==== SUPPLIED INFORMATION

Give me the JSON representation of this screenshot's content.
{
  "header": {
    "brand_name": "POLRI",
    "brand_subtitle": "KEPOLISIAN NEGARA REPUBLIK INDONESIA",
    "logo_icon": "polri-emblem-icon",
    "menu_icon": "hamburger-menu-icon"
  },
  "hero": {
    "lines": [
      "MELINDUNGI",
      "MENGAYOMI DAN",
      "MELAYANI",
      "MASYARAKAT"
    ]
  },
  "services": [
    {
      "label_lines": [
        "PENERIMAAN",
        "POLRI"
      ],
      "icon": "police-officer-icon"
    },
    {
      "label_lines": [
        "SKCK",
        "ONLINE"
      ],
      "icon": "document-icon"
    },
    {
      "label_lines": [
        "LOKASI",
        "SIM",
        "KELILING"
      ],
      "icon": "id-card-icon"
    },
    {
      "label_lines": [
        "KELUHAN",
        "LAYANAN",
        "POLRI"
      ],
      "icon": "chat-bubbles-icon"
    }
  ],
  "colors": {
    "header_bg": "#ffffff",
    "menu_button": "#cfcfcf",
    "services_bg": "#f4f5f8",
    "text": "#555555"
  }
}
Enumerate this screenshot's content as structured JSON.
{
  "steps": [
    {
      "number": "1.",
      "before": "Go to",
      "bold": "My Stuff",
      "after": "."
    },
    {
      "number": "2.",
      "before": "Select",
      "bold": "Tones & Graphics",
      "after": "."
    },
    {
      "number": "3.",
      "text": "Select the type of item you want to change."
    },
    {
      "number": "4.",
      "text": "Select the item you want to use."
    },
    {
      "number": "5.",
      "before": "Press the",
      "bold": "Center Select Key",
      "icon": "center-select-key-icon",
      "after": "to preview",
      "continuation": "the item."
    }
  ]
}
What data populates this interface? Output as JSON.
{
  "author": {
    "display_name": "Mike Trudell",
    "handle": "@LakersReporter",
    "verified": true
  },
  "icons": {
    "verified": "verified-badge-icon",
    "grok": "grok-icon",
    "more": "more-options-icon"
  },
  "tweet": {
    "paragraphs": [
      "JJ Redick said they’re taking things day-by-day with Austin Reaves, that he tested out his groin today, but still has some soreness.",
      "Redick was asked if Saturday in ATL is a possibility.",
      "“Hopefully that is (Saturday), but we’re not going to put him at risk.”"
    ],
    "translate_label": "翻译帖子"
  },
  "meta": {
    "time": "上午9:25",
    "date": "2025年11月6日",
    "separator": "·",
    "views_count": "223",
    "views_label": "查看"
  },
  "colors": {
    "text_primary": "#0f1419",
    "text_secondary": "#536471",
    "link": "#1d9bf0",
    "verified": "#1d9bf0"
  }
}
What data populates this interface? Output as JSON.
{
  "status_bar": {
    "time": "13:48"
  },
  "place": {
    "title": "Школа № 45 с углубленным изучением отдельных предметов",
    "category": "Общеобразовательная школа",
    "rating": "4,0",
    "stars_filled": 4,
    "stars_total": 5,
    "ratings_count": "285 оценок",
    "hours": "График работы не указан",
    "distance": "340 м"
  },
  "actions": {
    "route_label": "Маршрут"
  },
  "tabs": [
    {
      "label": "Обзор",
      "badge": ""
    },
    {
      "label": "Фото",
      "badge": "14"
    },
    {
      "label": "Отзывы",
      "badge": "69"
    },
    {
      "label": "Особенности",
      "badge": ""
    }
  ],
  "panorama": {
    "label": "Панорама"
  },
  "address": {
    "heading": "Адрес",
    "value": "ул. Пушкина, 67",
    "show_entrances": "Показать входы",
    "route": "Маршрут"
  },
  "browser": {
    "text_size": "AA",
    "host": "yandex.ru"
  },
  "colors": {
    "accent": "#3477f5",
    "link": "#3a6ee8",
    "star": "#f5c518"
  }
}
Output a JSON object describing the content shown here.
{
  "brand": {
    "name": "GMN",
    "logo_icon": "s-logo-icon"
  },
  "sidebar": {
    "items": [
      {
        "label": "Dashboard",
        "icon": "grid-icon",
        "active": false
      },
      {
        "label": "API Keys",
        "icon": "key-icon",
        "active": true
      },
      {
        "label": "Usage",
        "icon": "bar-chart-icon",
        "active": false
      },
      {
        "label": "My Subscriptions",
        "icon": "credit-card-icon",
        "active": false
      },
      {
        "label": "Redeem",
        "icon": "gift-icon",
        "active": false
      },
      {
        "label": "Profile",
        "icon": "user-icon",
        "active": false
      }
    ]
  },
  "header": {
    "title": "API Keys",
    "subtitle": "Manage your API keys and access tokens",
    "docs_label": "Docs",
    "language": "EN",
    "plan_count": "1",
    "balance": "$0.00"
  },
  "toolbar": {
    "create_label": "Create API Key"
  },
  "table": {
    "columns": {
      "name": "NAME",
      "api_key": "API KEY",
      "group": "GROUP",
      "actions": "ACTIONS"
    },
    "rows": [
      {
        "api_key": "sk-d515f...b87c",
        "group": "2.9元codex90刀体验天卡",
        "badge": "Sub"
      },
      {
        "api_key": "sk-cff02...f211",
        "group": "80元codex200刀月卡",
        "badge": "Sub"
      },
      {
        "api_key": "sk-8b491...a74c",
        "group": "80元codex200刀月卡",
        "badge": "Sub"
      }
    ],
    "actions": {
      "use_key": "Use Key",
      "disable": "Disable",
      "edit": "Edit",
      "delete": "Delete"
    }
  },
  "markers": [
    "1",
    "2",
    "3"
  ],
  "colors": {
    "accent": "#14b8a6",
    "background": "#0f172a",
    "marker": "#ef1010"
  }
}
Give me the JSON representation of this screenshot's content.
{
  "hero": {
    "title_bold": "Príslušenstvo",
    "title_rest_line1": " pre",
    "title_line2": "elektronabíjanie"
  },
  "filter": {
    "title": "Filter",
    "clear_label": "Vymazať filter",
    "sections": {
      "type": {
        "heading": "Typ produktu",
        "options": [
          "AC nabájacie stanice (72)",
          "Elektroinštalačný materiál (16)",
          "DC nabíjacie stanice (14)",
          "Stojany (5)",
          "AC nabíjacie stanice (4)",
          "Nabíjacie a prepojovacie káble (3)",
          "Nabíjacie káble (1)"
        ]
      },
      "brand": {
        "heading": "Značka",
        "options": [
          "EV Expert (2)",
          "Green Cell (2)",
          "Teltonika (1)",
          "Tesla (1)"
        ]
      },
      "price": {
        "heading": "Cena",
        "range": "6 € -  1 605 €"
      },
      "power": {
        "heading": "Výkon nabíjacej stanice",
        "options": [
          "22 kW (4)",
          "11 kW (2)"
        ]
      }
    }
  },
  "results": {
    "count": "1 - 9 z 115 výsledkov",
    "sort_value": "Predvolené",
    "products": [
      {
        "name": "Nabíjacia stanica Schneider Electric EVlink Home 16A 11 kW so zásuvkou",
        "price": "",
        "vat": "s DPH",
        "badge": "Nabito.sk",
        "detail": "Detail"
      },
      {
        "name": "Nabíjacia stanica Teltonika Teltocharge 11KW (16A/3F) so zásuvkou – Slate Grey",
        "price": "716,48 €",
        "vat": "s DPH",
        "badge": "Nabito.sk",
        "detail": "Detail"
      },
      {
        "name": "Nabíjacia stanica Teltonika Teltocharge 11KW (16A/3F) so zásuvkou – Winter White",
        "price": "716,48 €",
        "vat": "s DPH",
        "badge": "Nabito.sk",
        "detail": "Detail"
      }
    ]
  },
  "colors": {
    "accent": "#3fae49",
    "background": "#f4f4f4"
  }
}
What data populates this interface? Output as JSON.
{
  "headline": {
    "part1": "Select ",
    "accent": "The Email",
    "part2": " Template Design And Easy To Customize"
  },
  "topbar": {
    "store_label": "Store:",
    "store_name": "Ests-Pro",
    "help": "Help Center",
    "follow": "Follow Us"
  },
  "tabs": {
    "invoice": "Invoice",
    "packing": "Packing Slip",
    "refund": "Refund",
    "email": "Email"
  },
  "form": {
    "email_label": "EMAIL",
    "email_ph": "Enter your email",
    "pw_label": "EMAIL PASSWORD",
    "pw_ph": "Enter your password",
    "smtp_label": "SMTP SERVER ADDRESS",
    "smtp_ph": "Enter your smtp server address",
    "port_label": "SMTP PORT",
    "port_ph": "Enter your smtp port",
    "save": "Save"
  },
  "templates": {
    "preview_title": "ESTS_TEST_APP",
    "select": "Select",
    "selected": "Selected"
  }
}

========

• EXERCISE OBJECTIVE: Check each line of the records for the word "Teltocharge" and extract those that contain it.

• THE ANSWER:
        "name": "Nabíjacia stanica Teltonika Teltocharge 11KW (16A/3F) so zásuvkou – Slate Grey",
        "name": "Nabíjacia stanica Teltonika Teltocharge 11KW (16A/3F) so zásuvkou – Winter White",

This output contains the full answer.